WHAT YOU WILL DO =
Copy each line of the entries beneath that contains the word "from".

──────── AVAILABLE DATA ────────

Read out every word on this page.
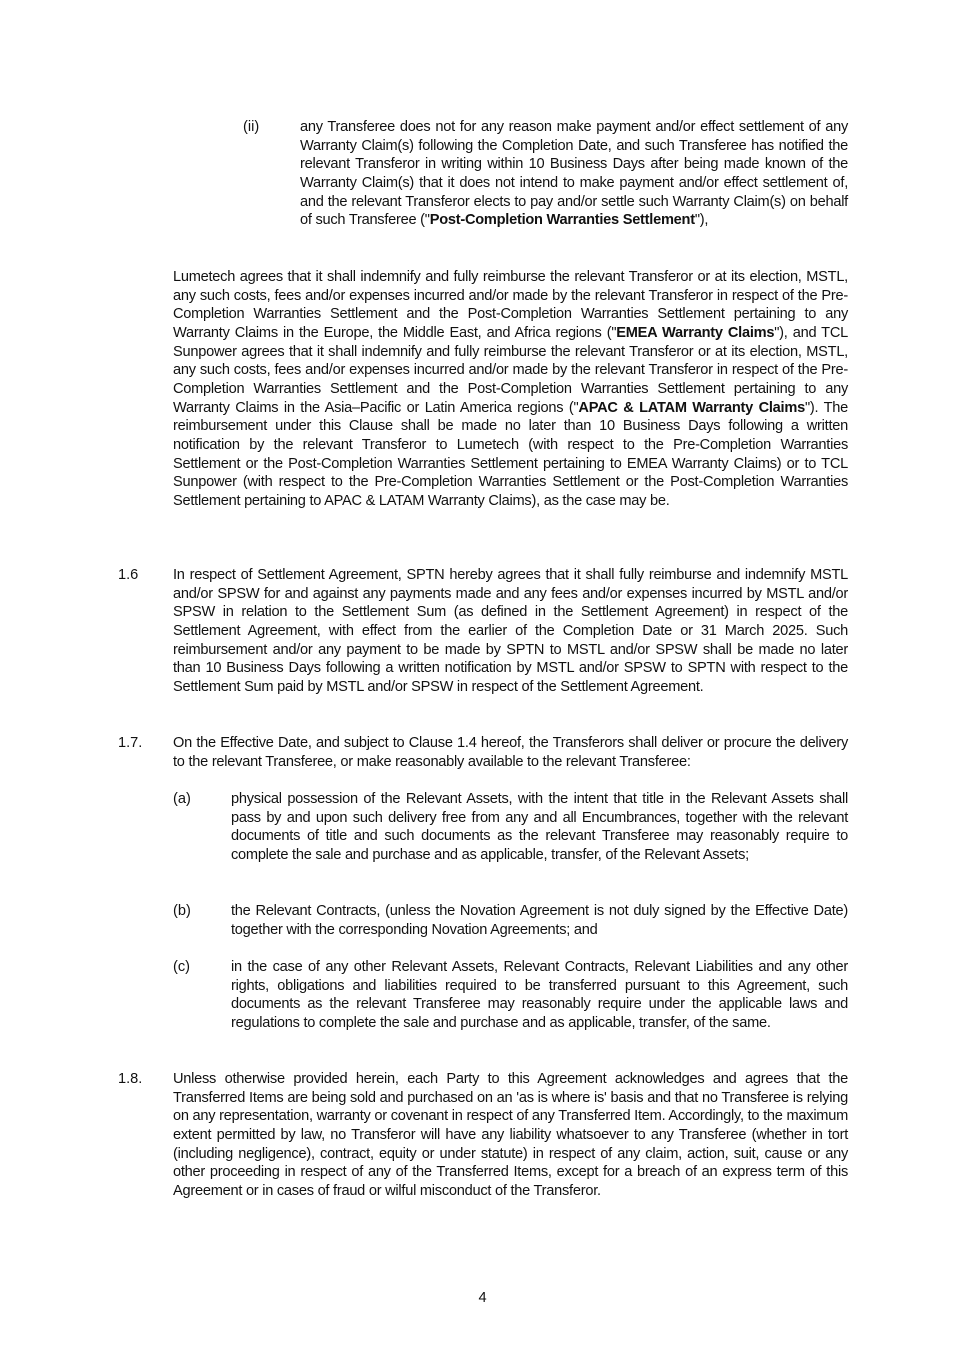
(ii)	any Transferee does not for any reason make payment and/or effect settlement of any Warranty Claim(s) following the Completion Date, and such Transferee has notified the relevant Transferor in writing within 10 Business Days after being made known of the Warranty Claim(s) that it does not intend to make payment and/or effect settlement of, and the relevant Transferor elects to pay and/or settle such Warranty Claim(s) on behalf of such Transferee ("Post-Completion Warranties Settlement"),
Lumetech agrees that it shall indemnify and fully reimburse the relevant Transferor or at its election, MSTL, any such costs, fees and/or expenses incurred and/or made by the relevant Transferor in respect of the Pre-Completion Warranties Settlement and the Post-Completion Warranties Settlement pertaining to any Warranty Claims in the Europe, the Middle East, and Africa regions ("EMEA Warranty Claims"), and TCL Sunpower agrees that it shall indemnify and fully reimburse the relevant Transferor or at its election, MSTL, any such costs, fees and/or expenses incurred and/or made by the relevant Transferor in respect of the Pre-Completion Warranties Settlement and the Post-Completion Warranties Settlement pertaining to any Warranty Claims in the Asia–Pacific or Latin America regions ("APAC & LATAM Warranty Claims"). The reimbursement under this Clause shall be made no later than 10 Business Days following a written notification by the relevant Transferor to Lumetech (with respect to the Pre-Completion Warranties Settlement or the Post-Completion Warranties Settlement pertaining to EMEA Warranty Claims) or to TCL Sunpower (with respect to the Pre-Completion Warranties Settlement or the Post-Completion Warranties Settlement pertaining to APAC & LATAM Warranty Claims), as the case may be.
1.6 In respect of Settlement Agreement, SPTN hereby agrees that it shall fully reimburse and indemnify MSTL and/or SPSW for and against any payments made and any fees and/or expenses incurred by MSTL and/or SPSW in relation to the Settlement Sum (as defined in the Settlement Agreement) in respect of the Settlement Agreement, with effect from the earlier of the Completion Date or 31 March 2025. Such reimbursement and/or any payment to be made by SPTN to MSTL and/or SPSW shall be made no later than 10 Business Days following a written notification by MSTL and/or SPSW to SPTN with respect to the Settlement Sum paid by MSTL and/or SPSW in respect of the Settlement Agreement.
1.7. On the Effective Date, and subject to Clause 1.4 hereof, the Transferors shall deliver or procure the delivery to the relevant Transferee, or make reasonably available to the relevant Transferee:
(a)	physical possession of the Relevant Assets, with the intent that title in the Relevant Assets shall pass by and upon such delivery free from any and all Encumbrances, together with the relevant documents of title and such documents as the relevant Transferee may reasonably require to complete the sale and purchase and as applicable, transfer, of the Relevant Assets;
(b)	the Relevant Contracts, (unless the Novation Agreement is not duly signed by the Effective Date) together with the corresponding Novation Agreements; and
(c)	in the case of any other Relevant Assets, Relevant Contracts, Relevant Liabilities and any other rights, obligations and liabilities required to be transferred pursuant to this Agreement, such documents as the relevant Transferee may reasonably require under the applicable laws and regulations to complete the sale and purchase and as applicable, transfer, of the same.
1.8. Unless otherwise provided herein, each Party to this Agreement acknowledges and agrees that the Transferred Items are being sold and purchased on an 'as is where is' basis and that no Transferee is relying on any representation, warranty or covenant in respect of any Transferred Item. Accordingly, to the maximum extent permitted by law, no Transferor will have any liability whatsoever to any Transferee (whether in tort (including negligence), contract, equity or under statute) in respect of any claim, action, suit, cause or any other proceeding in respect of any of the Transferred Items, except for a breach of an express term of this Agreement or in cases of fraud or wilful misconduct of the Transferor.
4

────────

SOLUTION FOR THIS PROBLEM =
1.6 In respect of Settlement Agreement, SPTN hereby agrees that it shall fully reimburse and indemnify MSTL and/or SPSW for and against any payments made and any fees and/or expenses incurred by MSTL and/or SPSW in relation to the Settlement Sum (as defined in the Settlement Agreement) in respect of the Settlement Agreement, with effect from the earlier of the Completion Date or 31 March 2025. Such reimbursement and/or any payment to be made by SPTN to MSTL and/or SPSW shall be made no later than 10 Business Days following a written notification by MSTL and/or SPSW to SPTN with respect to the Settlement Sum paid by MSTL and/or SPSW in respect of the Settlement Agreement.
(a)	physical possession of the Relevant Assets, with the intent that title in the Relevant Assets shall pass by and upon such delivery free from any and all Encumbrances, together with the relevant documents of title and such documents as the relevant Transferee may reasonably require to complete the sale and purchase and as applicable, transfer, of the Relevant Assets;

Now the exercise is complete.